Given problem. Where a line contains the word "Laptop", copy that line in full.

Entries supplied.
==*==

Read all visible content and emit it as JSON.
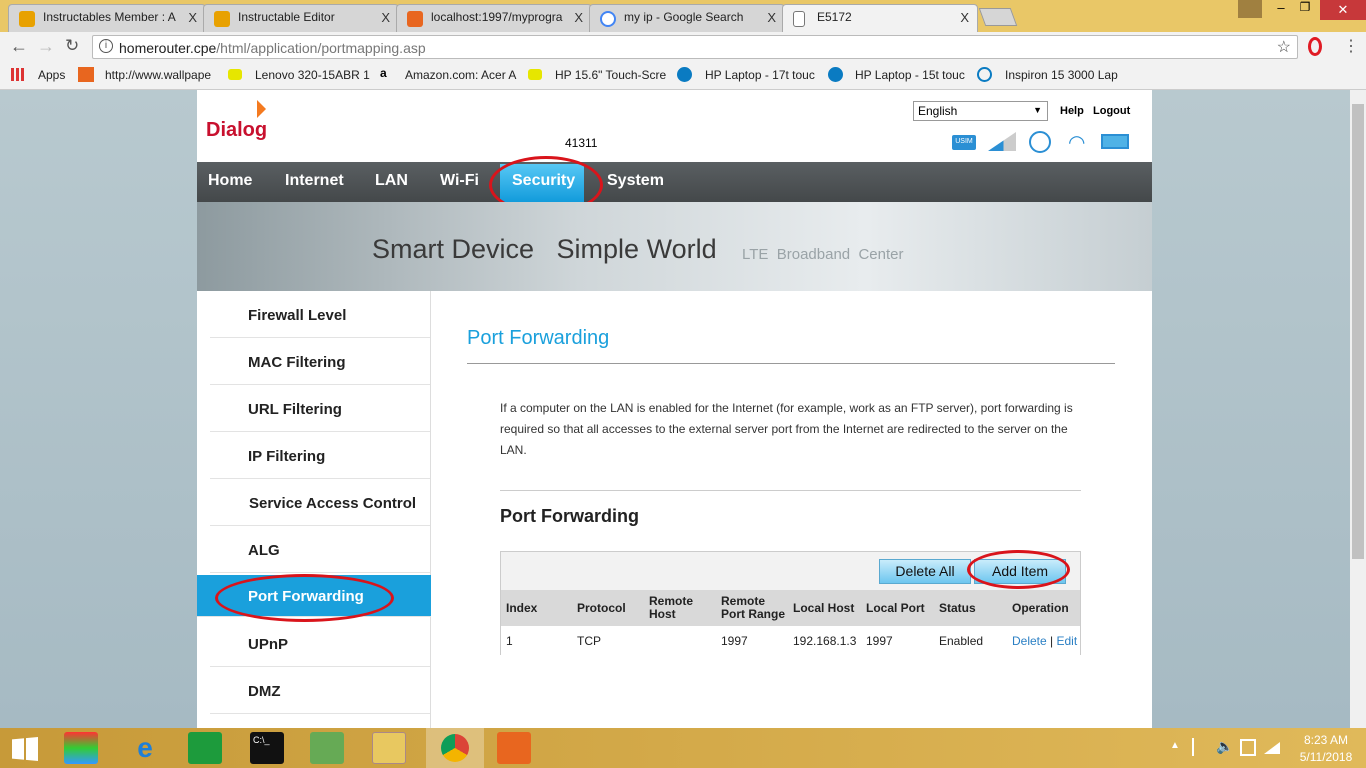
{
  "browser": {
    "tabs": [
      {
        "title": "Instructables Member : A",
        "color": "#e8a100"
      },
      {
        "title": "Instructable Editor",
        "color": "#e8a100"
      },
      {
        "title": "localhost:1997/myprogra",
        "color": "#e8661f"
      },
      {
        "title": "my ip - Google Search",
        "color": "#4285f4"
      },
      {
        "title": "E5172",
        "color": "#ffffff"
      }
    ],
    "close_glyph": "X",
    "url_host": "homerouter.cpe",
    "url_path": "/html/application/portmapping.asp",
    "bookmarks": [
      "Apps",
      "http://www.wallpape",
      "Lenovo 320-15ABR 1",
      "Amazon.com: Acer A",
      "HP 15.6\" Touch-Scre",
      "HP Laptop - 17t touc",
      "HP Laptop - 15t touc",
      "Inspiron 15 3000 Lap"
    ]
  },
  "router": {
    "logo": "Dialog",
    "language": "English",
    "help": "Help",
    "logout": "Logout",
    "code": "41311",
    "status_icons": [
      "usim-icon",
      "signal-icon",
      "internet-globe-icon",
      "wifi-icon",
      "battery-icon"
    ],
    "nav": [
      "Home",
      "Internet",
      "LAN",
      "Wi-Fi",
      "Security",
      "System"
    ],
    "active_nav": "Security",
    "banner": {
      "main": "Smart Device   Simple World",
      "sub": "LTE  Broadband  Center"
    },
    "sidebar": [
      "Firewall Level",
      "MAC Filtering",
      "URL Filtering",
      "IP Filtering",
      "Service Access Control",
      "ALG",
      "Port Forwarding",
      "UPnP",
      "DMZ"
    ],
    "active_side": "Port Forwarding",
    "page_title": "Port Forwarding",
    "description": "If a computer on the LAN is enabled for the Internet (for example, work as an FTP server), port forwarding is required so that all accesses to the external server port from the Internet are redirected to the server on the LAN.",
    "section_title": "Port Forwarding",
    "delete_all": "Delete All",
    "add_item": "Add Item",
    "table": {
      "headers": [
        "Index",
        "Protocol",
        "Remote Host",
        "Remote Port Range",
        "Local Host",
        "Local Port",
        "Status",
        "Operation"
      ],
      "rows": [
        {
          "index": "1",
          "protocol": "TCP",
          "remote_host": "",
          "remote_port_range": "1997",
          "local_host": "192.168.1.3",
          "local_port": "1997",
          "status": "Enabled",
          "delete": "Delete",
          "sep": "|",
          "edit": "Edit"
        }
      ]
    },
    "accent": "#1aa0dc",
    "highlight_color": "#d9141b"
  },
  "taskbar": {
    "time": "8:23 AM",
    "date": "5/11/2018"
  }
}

==*==

Correct result.
      "HP Laptop - 17t touc",
      "HP Laptop - 15t touc",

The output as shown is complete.